Within the records that follow, find every line containing the string "Sound". Copy those lines.

#### Records for this exercise ####

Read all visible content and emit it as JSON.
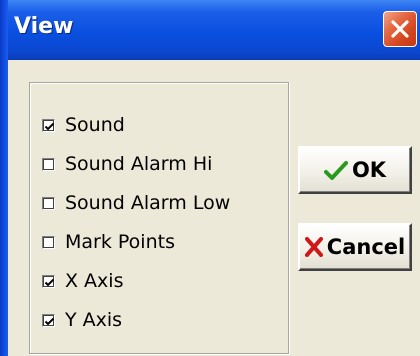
{
  "window": {
    "title": "View",
    "close_icon": "close-x"
  },
  "options": [
    {
      "label": "Sound",
      "checked": true
    },
    {
      "label": "Sound Alarm Hi",
      "checked": false
    },
    {
      "label": "Sound Alarm Low",
      "checked": false
    },
    {
      "label": "Mark Points",
      "checked": false
    },
    {
      "label": "X Axis",
      "checked": true
    },
    {
      "label": "Y Axis",
      "checked": true
    }
  ],
  "buttons": {
    "ok_label": "OK",
    "ok_icon": "green-checkmark",
    "cancel_label": "Cancel",
    "cancel_icon": "red-x"
  },
  "colors": {
    "titlebar": "#0a4fe0",
    "close": "#d3451e",
    "face": "#ece9d8",
    "ok_icon": "#2a9a1e",
    "cancel_icon": "#d01818"
  }
}
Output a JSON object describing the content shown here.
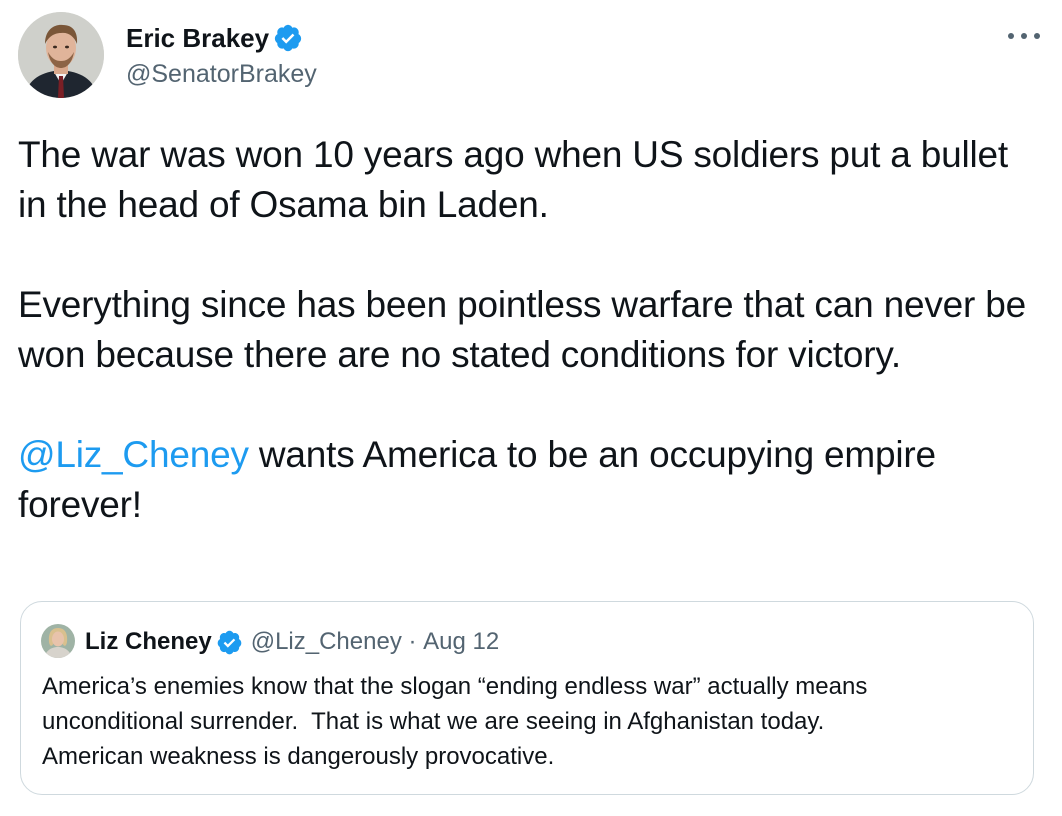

####

The result:
      "label": "Sound",
      "label": "Sound Alarm Hi",
      "label": "Sound Alarm Low",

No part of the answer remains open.